Page
The future mourner, he laughs at the times he insulted, or made fun of, or chilled with his now dead friend. It's never the bad times he cries about, there are none—just the good times, because they don't make them like they used to.
I watched them in that moment, and I don't know if I can deal with knowing my life is real. I began to blame my morality on this fear even though I already justified the fear just seconds before. But as I write this, I look over my notes and see something I wrote a few days ago: 'Life is ******* with  us right now. You laugh and I laugh, but we're still getting ******. The demon's in our face.'
As morbid as that comes off, it resonates some truth—what is killing us is going to **** us no matter what we do—and I don't want to be epitomized by the acts and words I didn't say.
I was never in the moment as a kid—I was raised by by old people and kept back by my younger siblings. The experienced tried to teach me wisdom, and the inexperienced kept my imagination locked in time. I don't want to go home as much now because I see that the inexperienced are becoming wiser everyday and the experienced are dying before my eyes. My idea of things is enduring leprosy.
But back to the simple moments.
Ariana saw a playground as she stood up and investigated the Trussel. It was next to the river, behind the church, fenced off by the fellowship of the church to keep the young ones in and the troublesome out. Of course, we didn't realize there was a gate and it was locked until Nick stated the probable obvious within ten feet of the nostalgic playground. And that's when Ariana pointed out the bugs swarming the parking lot outdoor lamp that blazed the fleshiness of our presences into dense shadows and more than likely caught the eye of a suspicious driver in a truck passing by. But I was still on the bridge—back in the past, never the moment. Me and my friends are still children inside these ***** forms. I muttered to myself: “Life ain't about baby steps.”
Nick looked over and asked what I said. I turned around, dramatic, like I always like to and repeated louder this time, “Life ain't about baby steps.”
He asked if I needed to do this alone, and I said he could come along. I walked rhythmically across the railroad ties, and heard Ariana comment that getting to the railroad up the small, steep hill was like being in the Marines. I laughed sarcastically. Nick and I had been to Parris Island before, and I know they test your possible fears, but they beat the living **** out of them.

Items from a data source
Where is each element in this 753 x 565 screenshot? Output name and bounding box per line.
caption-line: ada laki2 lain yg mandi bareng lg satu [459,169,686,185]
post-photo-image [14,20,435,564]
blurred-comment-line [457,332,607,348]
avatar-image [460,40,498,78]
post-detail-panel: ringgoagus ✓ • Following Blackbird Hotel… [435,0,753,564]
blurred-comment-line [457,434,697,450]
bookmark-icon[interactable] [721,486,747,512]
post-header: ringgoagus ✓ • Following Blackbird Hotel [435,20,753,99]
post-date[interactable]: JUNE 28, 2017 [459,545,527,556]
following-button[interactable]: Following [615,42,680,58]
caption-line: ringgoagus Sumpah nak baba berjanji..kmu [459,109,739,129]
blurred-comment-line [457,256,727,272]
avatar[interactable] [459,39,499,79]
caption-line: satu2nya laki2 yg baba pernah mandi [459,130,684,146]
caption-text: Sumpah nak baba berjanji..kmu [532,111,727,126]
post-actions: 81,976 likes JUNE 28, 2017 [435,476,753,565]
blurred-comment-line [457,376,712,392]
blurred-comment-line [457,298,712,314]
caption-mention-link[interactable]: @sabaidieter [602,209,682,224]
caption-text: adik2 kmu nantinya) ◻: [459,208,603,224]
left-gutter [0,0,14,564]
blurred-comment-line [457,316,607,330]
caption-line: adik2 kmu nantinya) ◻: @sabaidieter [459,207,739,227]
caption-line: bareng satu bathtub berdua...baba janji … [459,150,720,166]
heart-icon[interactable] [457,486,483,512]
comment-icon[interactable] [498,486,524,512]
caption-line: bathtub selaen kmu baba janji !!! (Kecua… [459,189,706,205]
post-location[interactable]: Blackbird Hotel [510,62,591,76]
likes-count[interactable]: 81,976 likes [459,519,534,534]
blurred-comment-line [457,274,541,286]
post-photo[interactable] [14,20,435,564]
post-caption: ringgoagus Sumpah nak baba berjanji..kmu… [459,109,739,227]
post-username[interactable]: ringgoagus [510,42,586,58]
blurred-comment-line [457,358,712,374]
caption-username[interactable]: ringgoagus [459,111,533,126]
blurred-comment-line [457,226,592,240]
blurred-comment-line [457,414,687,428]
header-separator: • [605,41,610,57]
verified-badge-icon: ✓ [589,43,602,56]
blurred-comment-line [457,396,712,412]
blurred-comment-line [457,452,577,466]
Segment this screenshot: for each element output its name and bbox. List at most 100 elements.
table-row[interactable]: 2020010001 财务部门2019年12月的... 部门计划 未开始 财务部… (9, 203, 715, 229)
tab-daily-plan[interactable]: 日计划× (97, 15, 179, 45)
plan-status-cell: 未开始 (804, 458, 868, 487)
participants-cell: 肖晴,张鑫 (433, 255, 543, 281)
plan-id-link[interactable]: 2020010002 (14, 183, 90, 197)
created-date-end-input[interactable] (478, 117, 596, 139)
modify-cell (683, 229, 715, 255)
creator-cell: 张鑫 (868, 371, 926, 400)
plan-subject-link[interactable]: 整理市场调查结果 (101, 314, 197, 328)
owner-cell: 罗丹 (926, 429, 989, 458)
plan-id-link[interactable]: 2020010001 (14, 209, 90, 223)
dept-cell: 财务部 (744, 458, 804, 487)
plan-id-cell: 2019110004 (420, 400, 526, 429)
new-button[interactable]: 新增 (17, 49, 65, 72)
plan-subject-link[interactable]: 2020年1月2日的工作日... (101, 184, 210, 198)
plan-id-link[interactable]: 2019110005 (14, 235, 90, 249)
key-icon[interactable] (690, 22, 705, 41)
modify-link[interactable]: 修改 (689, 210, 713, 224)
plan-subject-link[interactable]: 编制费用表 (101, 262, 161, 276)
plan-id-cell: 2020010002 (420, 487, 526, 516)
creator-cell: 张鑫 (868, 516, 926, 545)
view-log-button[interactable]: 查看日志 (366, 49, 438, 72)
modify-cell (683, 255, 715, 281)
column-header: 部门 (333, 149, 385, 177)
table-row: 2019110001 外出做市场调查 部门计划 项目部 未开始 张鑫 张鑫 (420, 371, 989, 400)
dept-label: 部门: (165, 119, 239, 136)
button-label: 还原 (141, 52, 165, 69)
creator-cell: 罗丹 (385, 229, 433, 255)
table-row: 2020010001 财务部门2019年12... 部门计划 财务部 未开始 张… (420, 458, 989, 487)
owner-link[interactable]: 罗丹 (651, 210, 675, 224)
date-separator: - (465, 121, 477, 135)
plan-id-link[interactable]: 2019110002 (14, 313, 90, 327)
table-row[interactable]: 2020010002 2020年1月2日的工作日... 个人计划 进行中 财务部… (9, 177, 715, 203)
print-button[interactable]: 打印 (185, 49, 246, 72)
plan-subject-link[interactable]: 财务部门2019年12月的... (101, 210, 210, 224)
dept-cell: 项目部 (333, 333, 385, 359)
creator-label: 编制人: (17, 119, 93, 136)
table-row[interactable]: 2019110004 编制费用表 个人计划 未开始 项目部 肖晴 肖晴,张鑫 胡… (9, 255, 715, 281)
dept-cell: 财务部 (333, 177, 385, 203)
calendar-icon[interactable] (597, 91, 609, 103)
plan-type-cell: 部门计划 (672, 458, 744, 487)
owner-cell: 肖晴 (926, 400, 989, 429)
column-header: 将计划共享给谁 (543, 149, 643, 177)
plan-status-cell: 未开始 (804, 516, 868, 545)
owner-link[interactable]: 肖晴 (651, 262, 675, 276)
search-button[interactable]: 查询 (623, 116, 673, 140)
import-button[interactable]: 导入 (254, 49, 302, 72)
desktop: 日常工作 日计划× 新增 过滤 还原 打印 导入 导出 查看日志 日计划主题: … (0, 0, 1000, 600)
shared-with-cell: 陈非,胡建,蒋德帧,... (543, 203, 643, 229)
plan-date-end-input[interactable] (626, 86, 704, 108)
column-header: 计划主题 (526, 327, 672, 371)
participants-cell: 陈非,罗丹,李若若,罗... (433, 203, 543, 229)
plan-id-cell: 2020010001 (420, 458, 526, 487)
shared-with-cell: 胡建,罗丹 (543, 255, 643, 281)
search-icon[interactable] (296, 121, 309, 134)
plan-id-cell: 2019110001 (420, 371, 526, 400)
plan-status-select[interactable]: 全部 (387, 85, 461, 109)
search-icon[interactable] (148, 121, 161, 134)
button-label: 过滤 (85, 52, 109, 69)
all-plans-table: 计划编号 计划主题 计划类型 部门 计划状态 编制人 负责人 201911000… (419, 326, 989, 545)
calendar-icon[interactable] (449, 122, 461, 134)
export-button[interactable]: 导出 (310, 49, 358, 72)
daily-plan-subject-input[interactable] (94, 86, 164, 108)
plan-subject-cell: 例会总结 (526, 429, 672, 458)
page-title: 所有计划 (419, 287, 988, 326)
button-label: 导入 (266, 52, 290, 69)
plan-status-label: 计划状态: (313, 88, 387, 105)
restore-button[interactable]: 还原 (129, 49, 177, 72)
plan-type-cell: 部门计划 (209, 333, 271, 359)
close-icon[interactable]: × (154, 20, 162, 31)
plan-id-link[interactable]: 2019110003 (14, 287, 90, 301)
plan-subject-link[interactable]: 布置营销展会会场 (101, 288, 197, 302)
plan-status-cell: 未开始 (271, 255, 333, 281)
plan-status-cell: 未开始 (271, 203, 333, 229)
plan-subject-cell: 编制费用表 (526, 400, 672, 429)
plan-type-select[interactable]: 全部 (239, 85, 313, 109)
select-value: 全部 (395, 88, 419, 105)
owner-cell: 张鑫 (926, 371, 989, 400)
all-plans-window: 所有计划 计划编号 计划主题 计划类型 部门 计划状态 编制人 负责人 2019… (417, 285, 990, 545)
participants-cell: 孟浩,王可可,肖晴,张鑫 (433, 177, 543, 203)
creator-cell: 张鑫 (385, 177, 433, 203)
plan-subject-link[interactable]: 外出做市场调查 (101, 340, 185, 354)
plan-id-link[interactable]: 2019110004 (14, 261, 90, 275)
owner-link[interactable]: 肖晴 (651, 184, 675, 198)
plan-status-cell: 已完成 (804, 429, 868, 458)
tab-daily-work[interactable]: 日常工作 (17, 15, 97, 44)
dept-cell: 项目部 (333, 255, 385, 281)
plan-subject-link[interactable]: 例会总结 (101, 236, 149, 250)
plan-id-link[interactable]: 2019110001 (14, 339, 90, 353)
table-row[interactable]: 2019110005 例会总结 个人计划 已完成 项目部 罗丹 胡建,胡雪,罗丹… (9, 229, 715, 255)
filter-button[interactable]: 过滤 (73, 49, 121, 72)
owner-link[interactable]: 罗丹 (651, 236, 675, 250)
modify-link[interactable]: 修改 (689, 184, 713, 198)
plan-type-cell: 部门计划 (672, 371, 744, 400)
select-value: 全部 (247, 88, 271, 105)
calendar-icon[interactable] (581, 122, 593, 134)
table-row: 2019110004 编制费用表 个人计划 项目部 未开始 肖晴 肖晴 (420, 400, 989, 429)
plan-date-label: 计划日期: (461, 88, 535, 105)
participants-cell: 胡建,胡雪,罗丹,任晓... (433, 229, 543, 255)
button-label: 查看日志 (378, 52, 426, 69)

What you should do
Translate this sentence from the railroad bridge essay into Spanish: "It was next to the river, behind the church, fenced off by the fellowship of the church to keep the young ones in and the troublesome out."

Answer to this task
Estaba junto al río, detrás de la iglesia, cercado por la comunidad de la iglesia para mantener adentro a los pequeños y afuera a los problemáticos.